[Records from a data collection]
····················

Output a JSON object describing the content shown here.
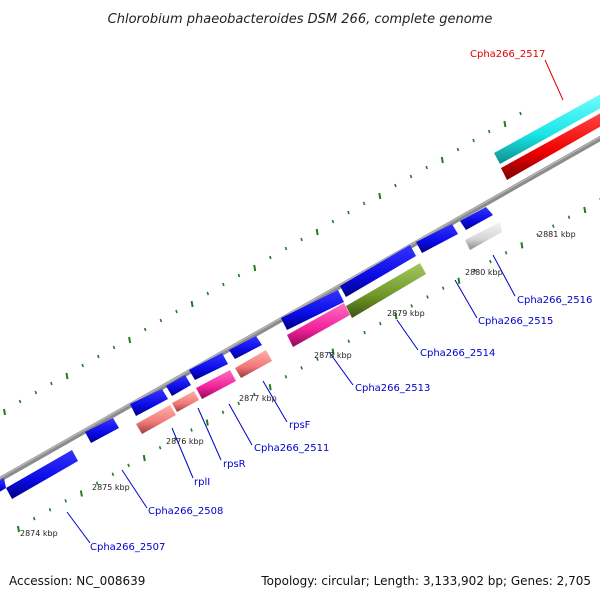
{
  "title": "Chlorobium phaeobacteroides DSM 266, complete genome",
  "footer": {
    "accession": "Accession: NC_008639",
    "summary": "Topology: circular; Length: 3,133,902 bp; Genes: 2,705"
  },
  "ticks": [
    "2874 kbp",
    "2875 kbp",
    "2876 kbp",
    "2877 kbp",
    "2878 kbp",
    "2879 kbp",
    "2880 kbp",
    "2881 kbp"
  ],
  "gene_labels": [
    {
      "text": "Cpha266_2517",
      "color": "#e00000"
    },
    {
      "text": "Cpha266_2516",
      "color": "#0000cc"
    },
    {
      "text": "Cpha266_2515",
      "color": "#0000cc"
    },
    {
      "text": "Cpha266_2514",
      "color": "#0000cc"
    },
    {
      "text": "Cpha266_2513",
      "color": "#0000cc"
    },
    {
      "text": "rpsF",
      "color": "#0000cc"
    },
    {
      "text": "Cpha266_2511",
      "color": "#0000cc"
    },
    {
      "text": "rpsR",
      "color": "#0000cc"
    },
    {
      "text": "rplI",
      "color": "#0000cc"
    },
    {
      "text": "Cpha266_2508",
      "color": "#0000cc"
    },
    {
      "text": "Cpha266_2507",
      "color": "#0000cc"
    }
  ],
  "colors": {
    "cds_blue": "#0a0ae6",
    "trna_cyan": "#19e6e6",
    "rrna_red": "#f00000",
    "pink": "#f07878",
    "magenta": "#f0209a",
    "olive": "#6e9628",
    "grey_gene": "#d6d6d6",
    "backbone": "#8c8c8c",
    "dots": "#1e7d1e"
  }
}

····················

* Task statement: Pictures are to be left out; the records above must be repeated word for word.

* Answer for this exercise:
Output a JSON object describing the content shown here.
{
  "title": "Chlorobium phaeobacteroides DSM 266, complete genome",
  "footer": {
    "accession": "Accession: NC_008639",
    "summary": "Topology: circular; Length: 3,133,902 bp; Genes: 2,705"
  },
  "ticks": [
    "2874 kbp",
    "2875 kbp",
    "2876 kbp",
    "2877 kbp",
    "2878 kbp",
    "2879 kbp",
    "2880 kbp",
    "2881 kbp"
  ],
  "gene_labels": [
    {
      "text": "Cpha266_2517",
      "color": "#e00000"
    },
    {
      "text": "Cpha266_2516",
      "color": "#0000cc"
    },
    {
      "text": "Cpha266_2515",
      "color": "#0000cc"
    },
    {
      "text": "Cpha266_2514",
      "color": "#0000cc"
    },
    {
      "text": "Cpha266_2513",
      "color": "#0000cc"
    },
    {
      "text": "rpsF",
      "color": "#0000cc"
    },
    {
      "text": "Cpha266_2511",
      "color": "#0000cc"
    },
    {
      "text": "rpsR",
      "color": "#0000cc"
    },
    {
      "text": "rplI",
      "color": "#0000cc"
    },
    {
      "text": "Cpha266_2508",
      "color": "#0000cc"
    },
    {
      "text": "Cpha266_2507",
      "color": "#0000cc"
    }
  ],
  "colors": {
    "cds_blue": "#0a0ae6",
    "trna_cyan": "#19e6e6",
    "rrna_red": "#f00000",
    "pink": "#f07878",
    "magenta": "#f0209a",
    "olive": "#6e9628",
    "grey_gene": "#d6d6d6",
    "backbone": "#8c8c8c",
    "dots": "#1e7d1e"
  }
}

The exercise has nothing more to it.